From the data that follows, copy every line holding the string "ffffff".

Dataset entries on figures
———

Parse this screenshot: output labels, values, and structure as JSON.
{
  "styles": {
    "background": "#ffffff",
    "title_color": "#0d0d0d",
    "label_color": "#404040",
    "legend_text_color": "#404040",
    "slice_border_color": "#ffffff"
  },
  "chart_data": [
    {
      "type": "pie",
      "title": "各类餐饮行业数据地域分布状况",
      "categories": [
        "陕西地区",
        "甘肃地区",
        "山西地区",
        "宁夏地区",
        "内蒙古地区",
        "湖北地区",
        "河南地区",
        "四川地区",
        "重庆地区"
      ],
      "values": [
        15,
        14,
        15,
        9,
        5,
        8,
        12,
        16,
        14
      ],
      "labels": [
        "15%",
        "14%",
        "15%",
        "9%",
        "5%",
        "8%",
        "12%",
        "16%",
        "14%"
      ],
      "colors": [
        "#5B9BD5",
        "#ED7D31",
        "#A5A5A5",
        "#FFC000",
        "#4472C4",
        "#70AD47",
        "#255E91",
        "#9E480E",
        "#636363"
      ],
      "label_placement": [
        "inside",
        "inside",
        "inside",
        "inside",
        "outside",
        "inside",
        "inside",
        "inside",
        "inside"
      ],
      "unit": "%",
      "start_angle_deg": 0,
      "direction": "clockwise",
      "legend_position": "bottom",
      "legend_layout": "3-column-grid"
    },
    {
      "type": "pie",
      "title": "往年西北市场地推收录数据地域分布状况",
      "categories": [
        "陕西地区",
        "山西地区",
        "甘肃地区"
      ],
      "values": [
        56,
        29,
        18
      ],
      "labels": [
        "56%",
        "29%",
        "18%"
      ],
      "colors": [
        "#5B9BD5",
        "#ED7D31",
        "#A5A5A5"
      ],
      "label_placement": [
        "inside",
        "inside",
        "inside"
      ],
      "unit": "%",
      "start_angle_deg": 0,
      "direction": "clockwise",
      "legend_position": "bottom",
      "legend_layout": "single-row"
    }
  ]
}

———

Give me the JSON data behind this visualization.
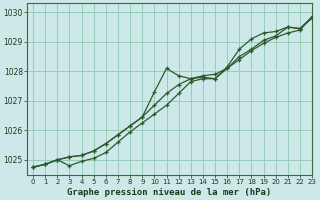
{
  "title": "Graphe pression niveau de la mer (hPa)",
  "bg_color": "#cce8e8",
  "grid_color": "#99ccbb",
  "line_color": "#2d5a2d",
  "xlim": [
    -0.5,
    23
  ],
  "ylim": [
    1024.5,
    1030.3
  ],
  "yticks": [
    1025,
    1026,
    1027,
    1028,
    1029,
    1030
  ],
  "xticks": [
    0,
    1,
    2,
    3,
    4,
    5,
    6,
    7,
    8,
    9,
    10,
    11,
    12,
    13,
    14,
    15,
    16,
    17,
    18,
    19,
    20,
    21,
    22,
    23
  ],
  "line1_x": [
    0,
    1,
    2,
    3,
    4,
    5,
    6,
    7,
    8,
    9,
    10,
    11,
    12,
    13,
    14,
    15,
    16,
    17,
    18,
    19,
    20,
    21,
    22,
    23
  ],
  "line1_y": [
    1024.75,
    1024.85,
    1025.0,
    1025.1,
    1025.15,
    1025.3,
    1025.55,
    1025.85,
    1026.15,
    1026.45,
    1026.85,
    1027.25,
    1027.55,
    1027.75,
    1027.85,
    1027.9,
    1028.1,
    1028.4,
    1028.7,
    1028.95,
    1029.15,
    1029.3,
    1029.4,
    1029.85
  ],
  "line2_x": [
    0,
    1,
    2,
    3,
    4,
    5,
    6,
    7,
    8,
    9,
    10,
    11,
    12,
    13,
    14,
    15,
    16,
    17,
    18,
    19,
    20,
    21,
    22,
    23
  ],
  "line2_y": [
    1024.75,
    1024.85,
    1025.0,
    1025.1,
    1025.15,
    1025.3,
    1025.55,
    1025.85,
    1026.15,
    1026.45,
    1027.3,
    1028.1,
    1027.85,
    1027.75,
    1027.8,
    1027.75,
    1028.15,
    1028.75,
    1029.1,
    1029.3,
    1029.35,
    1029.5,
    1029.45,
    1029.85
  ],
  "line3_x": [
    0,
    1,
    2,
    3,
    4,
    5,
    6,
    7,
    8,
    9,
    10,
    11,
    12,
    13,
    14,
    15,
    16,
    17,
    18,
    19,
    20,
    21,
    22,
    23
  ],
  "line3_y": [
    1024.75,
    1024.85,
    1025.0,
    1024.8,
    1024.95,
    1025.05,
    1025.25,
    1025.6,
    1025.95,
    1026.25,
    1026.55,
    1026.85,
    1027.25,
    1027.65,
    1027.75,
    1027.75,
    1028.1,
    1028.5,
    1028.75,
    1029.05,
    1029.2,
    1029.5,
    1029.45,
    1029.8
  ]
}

———

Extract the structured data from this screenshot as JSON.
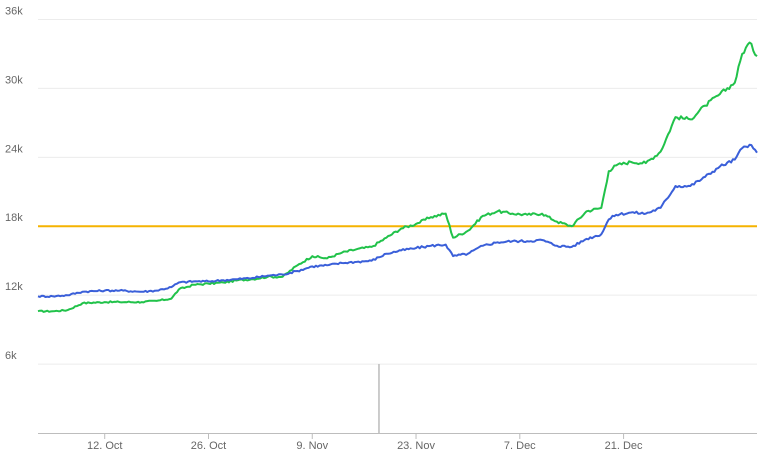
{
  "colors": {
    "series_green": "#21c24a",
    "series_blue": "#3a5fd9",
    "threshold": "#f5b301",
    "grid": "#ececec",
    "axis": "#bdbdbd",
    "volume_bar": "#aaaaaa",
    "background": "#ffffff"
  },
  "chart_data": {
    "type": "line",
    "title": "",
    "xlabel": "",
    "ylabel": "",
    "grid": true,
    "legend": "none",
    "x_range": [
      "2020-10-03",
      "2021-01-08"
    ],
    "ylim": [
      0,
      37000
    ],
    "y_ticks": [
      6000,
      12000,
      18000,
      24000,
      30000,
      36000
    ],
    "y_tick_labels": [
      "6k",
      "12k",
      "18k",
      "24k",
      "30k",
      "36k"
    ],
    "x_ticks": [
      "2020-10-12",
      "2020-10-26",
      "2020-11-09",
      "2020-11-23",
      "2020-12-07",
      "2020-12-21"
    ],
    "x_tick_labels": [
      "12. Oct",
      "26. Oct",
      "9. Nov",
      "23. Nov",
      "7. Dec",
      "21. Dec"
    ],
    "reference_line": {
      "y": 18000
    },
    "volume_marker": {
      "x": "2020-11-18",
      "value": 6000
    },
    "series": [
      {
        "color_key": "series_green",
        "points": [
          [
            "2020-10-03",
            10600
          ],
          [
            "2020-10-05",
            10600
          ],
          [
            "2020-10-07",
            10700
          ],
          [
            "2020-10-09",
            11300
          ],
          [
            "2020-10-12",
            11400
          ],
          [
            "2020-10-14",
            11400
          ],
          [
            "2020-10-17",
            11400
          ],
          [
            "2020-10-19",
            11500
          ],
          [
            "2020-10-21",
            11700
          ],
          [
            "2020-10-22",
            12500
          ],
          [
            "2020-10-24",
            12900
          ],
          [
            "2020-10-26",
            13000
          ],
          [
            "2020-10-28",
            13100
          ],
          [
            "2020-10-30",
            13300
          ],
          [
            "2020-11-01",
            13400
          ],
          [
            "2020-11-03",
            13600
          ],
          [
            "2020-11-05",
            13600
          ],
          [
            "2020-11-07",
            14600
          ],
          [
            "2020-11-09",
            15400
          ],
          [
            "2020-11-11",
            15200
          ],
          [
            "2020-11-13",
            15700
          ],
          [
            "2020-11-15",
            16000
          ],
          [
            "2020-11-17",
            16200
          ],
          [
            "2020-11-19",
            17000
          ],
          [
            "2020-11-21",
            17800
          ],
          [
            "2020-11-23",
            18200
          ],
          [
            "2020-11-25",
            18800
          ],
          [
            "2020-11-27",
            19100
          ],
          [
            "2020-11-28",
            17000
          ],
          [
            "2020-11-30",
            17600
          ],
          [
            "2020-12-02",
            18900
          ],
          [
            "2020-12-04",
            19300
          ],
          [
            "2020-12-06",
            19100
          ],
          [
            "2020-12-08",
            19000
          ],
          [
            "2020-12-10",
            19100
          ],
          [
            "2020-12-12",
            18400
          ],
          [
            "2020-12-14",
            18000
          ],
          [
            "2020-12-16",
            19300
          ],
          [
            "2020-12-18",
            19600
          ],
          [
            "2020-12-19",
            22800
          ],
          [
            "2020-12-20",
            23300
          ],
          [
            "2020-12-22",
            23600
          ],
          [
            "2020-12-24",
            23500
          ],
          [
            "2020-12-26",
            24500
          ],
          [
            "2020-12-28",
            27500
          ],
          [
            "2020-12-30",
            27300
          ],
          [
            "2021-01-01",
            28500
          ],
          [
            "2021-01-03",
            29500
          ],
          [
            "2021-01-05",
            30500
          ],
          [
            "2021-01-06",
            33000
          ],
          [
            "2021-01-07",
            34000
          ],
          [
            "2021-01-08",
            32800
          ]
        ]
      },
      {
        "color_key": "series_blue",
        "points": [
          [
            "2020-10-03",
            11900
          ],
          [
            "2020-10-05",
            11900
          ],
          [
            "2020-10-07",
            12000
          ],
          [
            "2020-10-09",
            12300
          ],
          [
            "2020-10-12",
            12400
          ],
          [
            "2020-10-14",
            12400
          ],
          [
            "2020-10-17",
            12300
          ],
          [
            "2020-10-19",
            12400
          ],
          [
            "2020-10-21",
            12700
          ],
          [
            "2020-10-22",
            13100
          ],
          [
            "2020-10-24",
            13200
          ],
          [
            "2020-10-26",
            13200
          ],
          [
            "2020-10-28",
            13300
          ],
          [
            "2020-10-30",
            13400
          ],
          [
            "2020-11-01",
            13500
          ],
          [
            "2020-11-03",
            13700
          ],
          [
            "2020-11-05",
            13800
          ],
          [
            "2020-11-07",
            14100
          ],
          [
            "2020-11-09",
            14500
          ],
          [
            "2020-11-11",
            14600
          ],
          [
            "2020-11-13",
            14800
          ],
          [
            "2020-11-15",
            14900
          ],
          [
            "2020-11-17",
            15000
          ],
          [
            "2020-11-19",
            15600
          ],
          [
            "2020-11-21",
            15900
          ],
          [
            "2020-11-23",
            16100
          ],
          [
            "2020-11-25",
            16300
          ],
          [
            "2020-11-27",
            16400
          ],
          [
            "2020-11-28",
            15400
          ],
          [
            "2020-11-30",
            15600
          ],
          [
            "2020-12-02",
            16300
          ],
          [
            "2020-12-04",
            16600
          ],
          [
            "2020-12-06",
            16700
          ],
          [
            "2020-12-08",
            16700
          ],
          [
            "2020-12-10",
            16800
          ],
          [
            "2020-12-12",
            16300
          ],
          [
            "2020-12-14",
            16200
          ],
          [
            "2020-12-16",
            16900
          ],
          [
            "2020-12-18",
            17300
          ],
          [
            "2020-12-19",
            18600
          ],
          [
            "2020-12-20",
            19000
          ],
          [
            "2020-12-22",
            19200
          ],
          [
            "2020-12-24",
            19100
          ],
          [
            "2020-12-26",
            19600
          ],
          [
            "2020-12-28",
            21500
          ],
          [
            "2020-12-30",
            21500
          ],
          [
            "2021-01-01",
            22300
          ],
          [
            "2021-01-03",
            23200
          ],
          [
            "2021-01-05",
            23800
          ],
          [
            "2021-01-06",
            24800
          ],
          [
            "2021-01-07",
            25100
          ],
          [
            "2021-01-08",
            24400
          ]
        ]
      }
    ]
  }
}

———

■ **SOLUTION**
    "background": "#ffffff",
    "slice_border_color": "#ffffff"
    "background": "#ffffff"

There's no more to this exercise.